Written request = Retype each entry below exactly as it stands.

Source data =

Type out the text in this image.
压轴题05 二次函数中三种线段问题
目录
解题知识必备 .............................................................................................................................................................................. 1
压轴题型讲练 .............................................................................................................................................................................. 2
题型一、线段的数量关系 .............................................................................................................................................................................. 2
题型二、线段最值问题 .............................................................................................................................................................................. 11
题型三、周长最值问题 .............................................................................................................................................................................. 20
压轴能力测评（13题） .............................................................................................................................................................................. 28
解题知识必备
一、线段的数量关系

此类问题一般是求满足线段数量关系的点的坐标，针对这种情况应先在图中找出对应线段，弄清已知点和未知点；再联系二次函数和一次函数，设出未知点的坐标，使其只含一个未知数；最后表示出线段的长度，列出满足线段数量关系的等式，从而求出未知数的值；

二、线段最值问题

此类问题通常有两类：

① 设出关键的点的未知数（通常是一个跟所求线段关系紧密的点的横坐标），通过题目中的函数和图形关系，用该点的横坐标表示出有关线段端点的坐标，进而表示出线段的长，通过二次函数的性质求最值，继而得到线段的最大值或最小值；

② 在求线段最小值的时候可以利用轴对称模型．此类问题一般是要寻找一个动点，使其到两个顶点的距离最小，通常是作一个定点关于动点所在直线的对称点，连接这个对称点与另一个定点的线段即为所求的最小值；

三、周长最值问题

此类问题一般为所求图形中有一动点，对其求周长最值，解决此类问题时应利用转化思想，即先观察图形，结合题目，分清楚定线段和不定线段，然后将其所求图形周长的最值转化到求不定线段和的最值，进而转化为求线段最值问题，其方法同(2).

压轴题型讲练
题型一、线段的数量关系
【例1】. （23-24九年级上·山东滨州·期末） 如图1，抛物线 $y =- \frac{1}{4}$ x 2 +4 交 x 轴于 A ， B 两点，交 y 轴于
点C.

Solved exercise =
Type out the text in this image.
压轴题05 二次函数中三种线段问题
目录
解题知识必备 .............................................................................................................................................................................. 1
压轴题型讲练 .............................................................................................................................................................................. 2
题型一、线段的数量关系 .............................................................................................................................................................................. 2
题型二、线段最值问题 .............................................................................................................................................................................. 11
题型三、周长最值问题 .............................................................................................................................................................................. 20
压轴能力测评（13题） .............................................................................................................................................................................. 28
解题知识必备
一、线段的数量关系

此类问题一般是求满足线段数量关系的点的坐标，针对这种情况应先在图中找出对应线段，弄清已知点和未知点；再联系二次函数和一次函数，设出未知点的坐标，使其只含一个未知数；最后表示出线段的长度，列出满足线段数量关系的等式，从而求出未知数的值；

二、线段最值问题

此类问题通常有两类：

① 设出关键的点的未知数（通常是一个跟所求线段关系紧密的点的横坐标），通过题目中的函数和图形关系，用该点的横坐标表示出有关线段端点的坐标，进而表示出线段的长，通过二次函数的性质求最值，继而得到线段的最大值或最小值；

② 在求线段最小值的时候可以利用轴对称模型．此类问题一般是要寻找一个动点，使其到两个顶点的距离最小，通常是作一个定点关于动点所在直线的对称点，连接这个对称点与另一个定点的线段即为所求的最小值；

三、周长最值问题

此类问题一般为所求图形中有一动点，对其求周长最值，解决此类问题时应利用转化思想，即先观察图形，结合题目，分清楚定线段和不定线段，然后将其所求图形周长的最值转化到求不定线段和的最值，进而转化为求线段最值问题，其方法同(2).

压轴题型讲练
题型一、线段的数量关系
【例1】. （23-24九年级上·山东滨州·期末） 如图1，抛物线 $y =- \frac{1}{4}$ x 2 +4 交 x 轴于 A ， B 两点，交 y 轴于
点C.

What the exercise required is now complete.